**EXERCISE:** Each line containing the word "type" must be reported.

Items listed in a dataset
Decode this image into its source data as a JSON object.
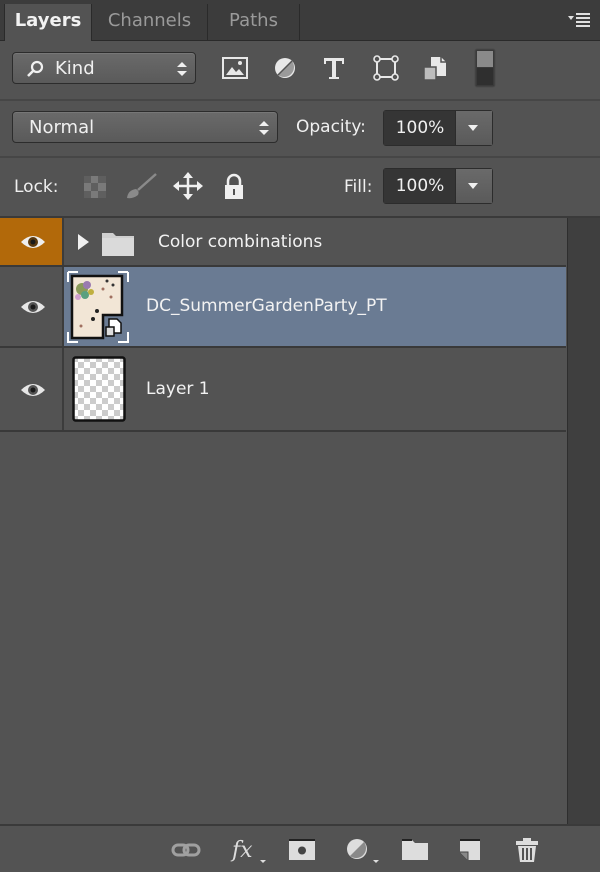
{
  "tabs": [
    {
      "label": "Layers",
      "active": true
    },
    {
      "label": "Channels",
      "active": false
    },
    {
      "label": "Paths",
      "active": false
    }
  ],
  "filter": {
    "kind_label": "Kind",
    "icons": [
      "pixel-layer-filter-icon",
      "adjustment-layer-filter-icon",
      "type-layer-filter-icon",
      "shape-layer-filter-icon",
      "smart-object-filter-icon",
      "filter-toggle-switch"
    ]
  },
  "blend": {
    "mode": "Normal",
    "opacity_label": "Opacity:",
    "opacity_value": "100%"
  },
  "lock": {
    "label": "Lock:",
    "fill_label": "Fill:",
    "fill_value": "100%"
  },
  "layers": [
    {
      "name": "Color combinations",
      "type": "group",
      "visible": true,
      "eye_highlight": "#b2690a"
    },
    {
      "name": "DC_SummerGardenParty_PT",
      "type": "smart-object",
      "visible": true,
      "selected": true
    },
    {
      "name": "Layer 1",
      "type": "pixel",
      "visible": true
    }
  ],
  "colors": {
    "panel_bg": "#535353",
    "selected_row": "#6a7b93",
    "group_eye_bg": "#b2690a"
  },
  "bottom_icons": [
    "link-layers-icon",
    "fx-icon",
    "add-mask-icon",
    "adjustment-layer-icon",
    "new-group-icon",
    "new-layer-icon",
    "delete-layer-icon"
  ]
}
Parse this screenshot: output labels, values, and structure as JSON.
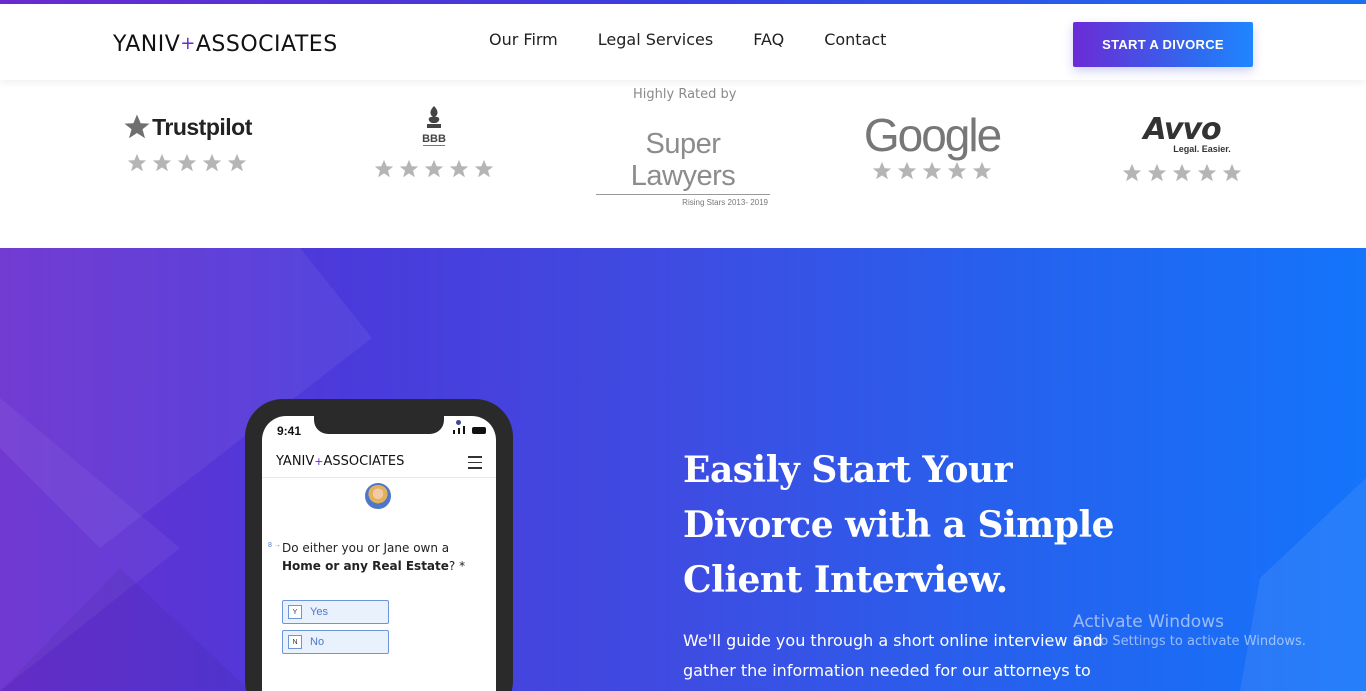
{
  "header": {
    "logo_left": "YANIV",
    "logo_plus": "+",
    "logo_right": "ASSOCIATES",
    "nav": [
      "Our Firm",
      "Legal Services",
      "FAQ",
      "Contact"
    ],
    "cta_label": "START A DIVORCE"
  },
  "ratings": {
    "heading": "Highly Rated by",
    "brands": [
      {
        "name": "Trustpilot",
        "icon": "trustpilot-star-icon",
        "stars": 5
      },
      {
        "name": "BBB",
        "icon": "bbb-torch-icon",
        "stars": 5
      },
      {
        "name": "Super Lawyers",
        "subtitle": "Rising Stars 2013- 2019"
      },
      {
        "name": "Google",
        "stars": 5
      },
      {
        "name": "Avvo",
        "subtitle": "Legal. Easier.",
        "stars": 5
      }
    ],
    "star_color": "#b5b5b5"
  },
  "phone": {
    "time": "9:41",
    "logo_left": "YANIV",
    "logo_plus": "+",
    "logo_right": "ASSOCIATES",
    "question_number": "8 →",
    "question_pre": "Do either you or Jane own a",
    "question_bold": "Home or any Real Estate",
    "question_post": "? *",
    "options": [
      {
        "key": "Y",
        "label": "Yes"
      },
      {
        "key": "N",
        "label": "No"
      }
    ]
  },
  "hero": {
    "title": "Easily Start Your Divorce with a Simple Client Interview.",
    "text": "We'll guide you through a short online interview and gather the information needed for our attorneys to"
  },
  "watermark": {
    "line1": "Activate Windows",
    "line2": "Go to Settings to activate Windows."
  },
  "colors": {
    "accent_purple": "#6b2bd6",
    "accent_blue": "#1f86ff"
  }
}
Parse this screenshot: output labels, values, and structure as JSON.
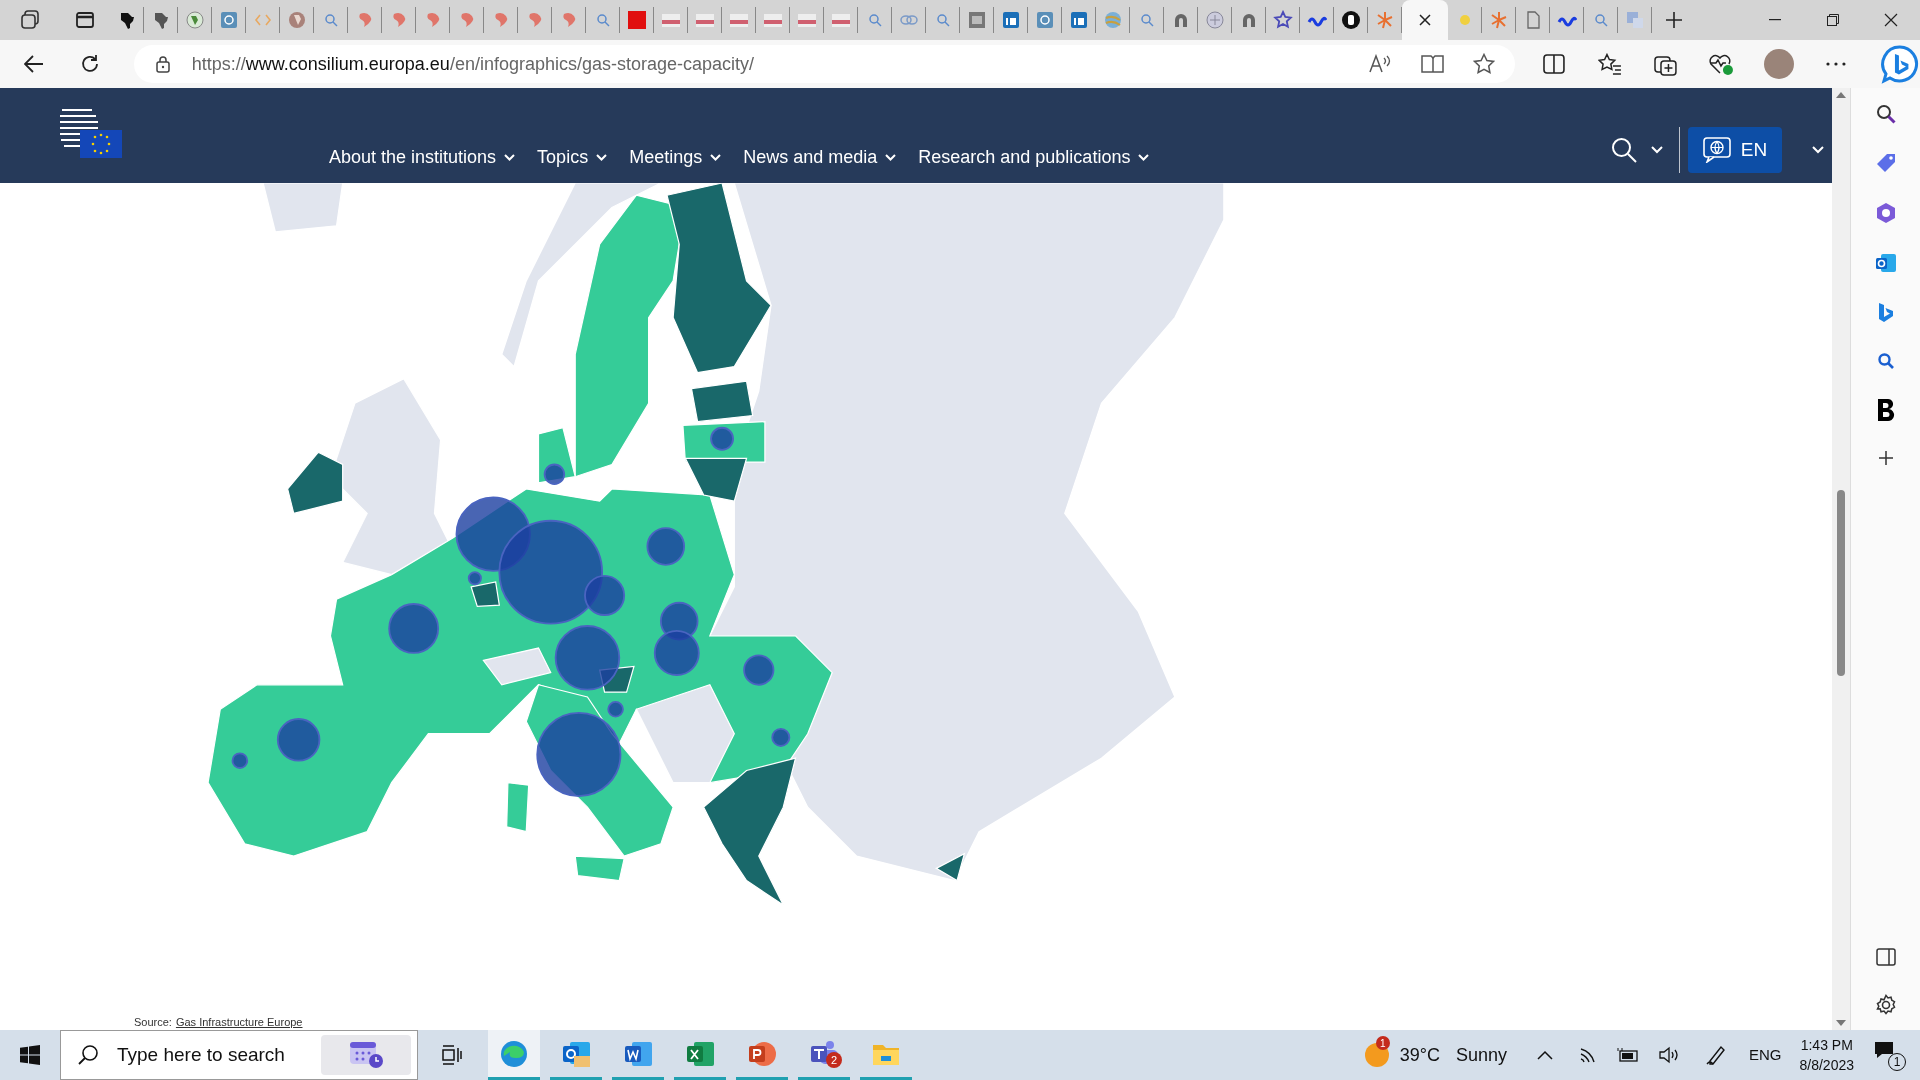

**THE SOLUTION:**
      "type-layer-filter-icon",
      "type": "group",
      "type": "smart-object",
      "type": "pixel",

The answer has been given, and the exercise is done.